[Task directions]
Set down the material once more, exactly as it appears.

[Data provided]
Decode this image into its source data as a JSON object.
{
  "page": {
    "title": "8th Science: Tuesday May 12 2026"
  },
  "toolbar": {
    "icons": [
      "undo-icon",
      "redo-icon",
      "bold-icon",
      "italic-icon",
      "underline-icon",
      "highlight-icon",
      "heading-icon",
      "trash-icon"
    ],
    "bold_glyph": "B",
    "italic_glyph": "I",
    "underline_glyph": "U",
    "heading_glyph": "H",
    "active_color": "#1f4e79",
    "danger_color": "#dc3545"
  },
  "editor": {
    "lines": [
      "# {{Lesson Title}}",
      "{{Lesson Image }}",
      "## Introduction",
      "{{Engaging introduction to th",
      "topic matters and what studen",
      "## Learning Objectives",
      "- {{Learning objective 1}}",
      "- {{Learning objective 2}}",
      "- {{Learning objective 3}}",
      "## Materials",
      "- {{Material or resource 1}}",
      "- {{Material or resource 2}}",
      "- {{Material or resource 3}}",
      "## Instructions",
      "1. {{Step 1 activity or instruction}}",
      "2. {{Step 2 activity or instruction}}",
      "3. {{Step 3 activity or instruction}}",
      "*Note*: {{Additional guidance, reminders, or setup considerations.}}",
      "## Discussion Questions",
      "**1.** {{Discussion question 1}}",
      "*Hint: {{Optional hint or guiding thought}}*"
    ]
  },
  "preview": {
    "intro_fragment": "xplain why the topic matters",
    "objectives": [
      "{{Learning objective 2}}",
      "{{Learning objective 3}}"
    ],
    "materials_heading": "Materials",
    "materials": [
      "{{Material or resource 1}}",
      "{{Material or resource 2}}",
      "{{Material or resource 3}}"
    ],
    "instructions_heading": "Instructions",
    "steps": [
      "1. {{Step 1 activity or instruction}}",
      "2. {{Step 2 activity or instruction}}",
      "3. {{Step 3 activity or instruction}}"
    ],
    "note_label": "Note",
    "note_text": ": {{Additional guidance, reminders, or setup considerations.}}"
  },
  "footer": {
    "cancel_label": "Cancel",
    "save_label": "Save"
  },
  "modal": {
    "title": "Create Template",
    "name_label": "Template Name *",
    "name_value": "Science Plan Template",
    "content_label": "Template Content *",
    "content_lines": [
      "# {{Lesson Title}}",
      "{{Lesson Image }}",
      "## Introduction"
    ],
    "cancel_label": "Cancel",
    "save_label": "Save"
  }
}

[Exercise solution]
Decode this image into its source data as a JSON object.
{
  "page": {
    "title": "8th Science: Tuesday May 12 2026"
  },
  "toolbar": {
    "icons": [
      "undo-icon",
      "redo-icon",
      "bold-icon",
      "italic-icon",
      "underline-icon",
      "highlight-icon",
      "heading-icon",
      "trash-icon"
    ],
    "bold_glyph": "B",
    "italic_glyph": "I",
    "underline_glyph": "U",
    "heading_glyph": "H",
    "active_color": "#1f4e79",
    "danger_color": "#dc3545"
  },
  "editor": {
    "lines": [
      "# {{Lesson Title}}",
      "{{Lesson Image }}",
      "## Introduction",
      "{{Engaging introduction to th",
      "topic matters and what studen",
      "## Learning Objectives",
      "- {{Learning objective 1}}",
      "- {{Learning objective 2}}",
      "- {{Learning objective 3}}",
      "## Materials",
      "- {{Material or resource 1}}",
      "- {{Material or resource 2}}",
      "- {{Material or resource 3}}",
      "## Instructions",
      "1. {{Step 1 activity or instruction}}",
      "2. {{Step 2 activity or instruction}}",
      "3. {{Step 3 activity or instruction}}",
      "*Note*: {{Additional guidance, reminders, or setup considerations.}}",
      "## Discussion Questions",
      "**1.** {{Discussion question 1}}",
      "*Hint: {{Optional hint or guiding thought}}*"
    ]
  },
  "preview": {
    "intro_fragment": "xplain why the topic matters",
    "objectives": [
      "{{Learning objective 2}}",
      "{{Learning objective 3}}"
    ],
    "materials_heading": "Materials",
    "materials": [
      "{{Material or resource 1}}",
      "{{Material or resource 2}}",
      "{{Material or resource 3}}"
    ],
    "instructions_heading": "Instructions",
    "steps": [
      "1. {{Step 1 activity or instruction}}",
      "2. {{Step 2 activity or instruction}}",
      "3. {{Step 3 activity or instruction}}"
    ],
    "note_label": "Note",
    "note_text": ": {{Additional guidance, reminders, or setup considerations.}}"
  },
  "footer": {
    "cancel_label": "Cancel",
    "save_label": "Save"
  },
  "modal": {
    "title": "Create Template",
    "name_label": "Template Name *",
    "name_value": "Science Plan Template",
    "content_label": "Template Content *",
    "content_lines": [
      "# {{Lesson Title}}",
      "{{Lesson Image }}",
      "## Introduction"
    ],
    "cancel_label": "Cancel",
    "save_label": "Save"
  }
}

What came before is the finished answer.